• **Record list**:
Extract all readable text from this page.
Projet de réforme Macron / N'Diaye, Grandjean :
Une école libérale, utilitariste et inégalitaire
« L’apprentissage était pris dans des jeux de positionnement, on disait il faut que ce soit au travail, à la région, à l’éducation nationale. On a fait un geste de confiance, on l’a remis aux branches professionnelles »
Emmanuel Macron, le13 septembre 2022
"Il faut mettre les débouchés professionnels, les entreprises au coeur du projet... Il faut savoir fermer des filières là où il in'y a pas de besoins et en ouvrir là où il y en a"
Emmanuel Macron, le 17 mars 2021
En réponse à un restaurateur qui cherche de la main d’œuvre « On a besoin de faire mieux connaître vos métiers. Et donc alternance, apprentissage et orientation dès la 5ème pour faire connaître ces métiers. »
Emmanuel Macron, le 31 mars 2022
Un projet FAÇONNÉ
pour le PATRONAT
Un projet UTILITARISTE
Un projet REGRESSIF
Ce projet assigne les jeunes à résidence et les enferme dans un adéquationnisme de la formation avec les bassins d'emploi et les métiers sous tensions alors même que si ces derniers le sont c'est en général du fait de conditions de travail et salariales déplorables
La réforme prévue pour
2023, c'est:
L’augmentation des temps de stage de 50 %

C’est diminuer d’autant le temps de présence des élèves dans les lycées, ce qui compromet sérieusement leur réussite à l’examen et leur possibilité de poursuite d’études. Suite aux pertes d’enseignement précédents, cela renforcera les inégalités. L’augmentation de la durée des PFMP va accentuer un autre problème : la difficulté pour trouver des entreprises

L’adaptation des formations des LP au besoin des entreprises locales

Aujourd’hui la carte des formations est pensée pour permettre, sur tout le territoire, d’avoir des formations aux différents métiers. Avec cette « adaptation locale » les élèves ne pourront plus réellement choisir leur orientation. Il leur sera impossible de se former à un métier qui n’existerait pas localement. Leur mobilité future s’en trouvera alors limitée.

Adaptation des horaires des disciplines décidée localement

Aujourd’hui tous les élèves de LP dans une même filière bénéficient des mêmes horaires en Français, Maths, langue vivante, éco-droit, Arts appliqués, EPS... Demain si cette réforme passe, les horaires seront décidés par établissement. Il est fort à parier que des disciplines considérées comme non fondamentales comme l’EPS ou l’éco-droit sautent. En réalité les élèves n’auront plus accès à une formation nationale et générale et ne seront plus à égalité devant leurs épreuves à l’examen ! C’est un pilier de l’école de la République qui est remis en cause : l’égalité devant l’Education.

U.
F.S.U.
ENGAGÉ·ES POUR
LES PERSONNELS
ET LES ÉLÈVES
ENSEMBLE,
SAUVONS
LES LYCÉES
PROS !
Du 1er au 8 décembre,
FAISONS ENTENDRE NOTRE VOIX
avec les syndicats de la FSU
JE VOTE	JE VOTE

• **What the exercise asks**:
Locate all lines that include the word "Emmanuel" and copy them out.

• **The result**:
Emmanuel Macron, le13 septembre 2022
Emmanuel Macron, le 17 mars 2021
Emmanuel Macron, le 31 mars 2022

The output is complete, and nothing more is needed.